Dataset excerpt:
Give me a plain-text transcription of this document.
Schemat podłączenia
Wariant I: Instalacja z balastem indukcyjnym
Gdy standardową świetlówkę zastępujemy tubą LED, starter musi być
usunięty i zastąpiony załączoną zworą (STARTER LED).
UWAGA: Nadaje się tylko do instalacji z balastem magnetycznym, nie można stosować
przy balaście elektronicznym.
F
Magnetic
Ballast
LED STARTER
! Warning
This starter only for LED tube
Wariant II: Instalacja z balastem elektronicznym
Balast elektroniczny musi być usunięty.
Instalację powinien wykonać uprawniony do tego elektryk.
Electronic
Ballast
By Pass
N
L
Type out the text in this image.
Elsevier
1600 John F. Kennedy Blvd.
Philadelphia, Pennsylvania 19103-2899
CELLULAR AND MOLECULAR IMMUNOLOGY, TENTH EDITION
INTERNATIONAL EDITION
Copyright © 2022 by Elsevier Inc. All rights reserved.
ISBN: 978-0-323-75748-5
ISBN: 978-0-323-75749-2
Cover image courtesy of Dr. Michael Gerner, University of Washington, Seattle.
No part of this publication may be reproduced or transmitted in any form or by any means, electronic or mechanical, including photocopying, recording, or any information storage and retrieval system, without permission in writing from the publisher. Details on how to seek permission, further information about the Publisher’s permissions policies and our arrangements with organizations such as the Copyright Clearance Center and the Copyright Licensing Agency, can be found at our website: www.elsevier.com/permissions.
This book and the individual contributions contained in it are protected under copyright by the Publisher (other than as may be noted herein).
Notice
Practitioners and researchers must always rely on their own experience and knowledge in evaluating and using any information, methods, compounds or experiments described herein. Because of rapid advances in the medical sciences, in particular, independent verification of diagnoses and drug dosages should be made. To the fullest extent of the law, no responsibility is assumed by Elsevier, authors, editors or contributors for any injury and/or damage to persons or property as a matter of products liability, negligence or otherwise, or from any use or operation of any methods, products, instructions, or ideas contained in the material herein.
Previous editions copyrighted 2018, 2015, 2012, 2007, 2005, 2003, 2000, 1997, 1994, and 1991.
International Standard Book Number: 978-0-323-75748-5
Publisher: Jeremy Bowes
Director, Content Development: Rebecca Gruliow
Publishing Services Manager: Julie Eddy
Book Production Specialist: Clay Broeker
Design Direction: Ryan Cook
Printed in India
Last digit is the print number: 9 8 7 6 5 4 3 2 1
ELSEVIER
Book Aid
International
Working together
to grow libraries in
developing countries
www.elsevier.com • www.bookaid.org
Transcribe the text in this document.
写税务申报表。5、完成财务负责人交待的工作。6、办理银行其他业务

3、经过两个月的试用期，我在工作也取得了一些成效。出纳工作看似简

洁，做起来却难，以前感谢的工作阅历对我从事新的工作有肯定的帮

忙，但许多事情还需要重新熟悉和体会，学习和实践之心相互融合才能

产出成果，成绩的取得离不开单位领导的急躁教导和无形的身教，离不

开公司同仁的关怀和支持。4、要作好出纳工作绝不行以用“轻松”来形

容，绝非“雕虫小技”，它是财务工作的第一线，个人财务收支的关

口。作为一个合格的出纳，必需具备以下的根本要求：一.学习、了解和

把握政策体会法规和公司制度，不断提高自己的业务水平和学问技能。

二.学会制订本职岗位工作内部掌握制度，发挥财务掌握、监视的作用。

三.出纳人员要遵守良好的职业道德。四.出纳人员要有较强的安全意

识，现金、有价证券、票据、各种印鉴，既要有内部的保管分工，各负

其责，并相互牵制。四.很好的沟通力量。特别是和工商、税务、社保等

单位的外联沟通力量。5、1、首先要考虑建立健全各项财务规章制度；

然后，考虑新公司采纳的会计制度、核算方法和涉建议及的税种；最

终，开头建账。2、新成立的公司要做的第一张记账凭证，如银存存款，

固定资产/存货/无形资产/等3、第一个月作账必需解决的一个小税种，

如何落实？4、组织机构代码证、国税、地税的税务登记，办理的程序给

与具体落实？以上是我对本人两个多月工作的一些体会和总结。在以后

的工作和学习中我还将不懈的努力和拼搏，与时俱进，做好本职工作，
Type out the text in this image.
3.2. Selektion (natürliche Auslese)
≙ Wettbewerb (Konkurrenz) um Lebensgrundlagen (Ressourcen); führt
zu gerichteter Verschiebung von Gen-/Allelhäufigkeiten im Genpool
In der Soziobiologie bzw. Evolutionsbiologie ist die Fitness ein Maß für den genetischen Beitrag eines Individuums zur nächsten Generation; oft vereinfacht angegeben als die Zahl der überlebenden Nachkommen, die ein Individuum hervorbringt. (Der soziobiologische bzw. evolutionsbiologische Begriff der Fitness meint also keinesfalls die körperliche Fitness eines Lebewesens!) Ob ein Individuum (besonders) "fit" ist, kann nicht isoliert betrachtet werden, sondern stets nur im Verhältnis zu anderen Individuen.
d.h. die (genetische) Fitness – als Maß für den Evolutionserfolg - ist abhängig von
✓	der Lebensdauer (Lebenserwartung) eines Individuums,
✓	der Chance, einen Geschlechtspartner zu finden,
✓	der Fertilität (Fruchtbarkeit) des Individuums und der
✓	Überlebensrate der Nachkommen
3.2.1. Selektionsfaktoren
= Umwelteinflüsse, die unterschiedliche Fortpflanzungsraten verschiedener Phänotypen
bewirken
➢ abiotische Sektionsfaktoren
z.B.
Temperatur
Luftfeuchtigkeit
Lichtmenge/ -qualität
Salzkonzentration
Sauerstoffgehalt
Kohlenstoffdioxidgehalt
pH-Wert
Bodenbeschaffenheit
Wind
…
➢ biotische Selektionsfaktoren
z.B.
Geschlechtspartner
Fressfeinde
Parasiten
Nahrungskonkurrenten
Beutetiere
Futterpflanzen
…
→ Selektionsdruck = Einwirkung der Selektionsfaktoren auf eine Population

• **SET TASK**: Give the number of lines in the entries that hold the word "musi", and nothing else.

• **TASK ANSWER**: 2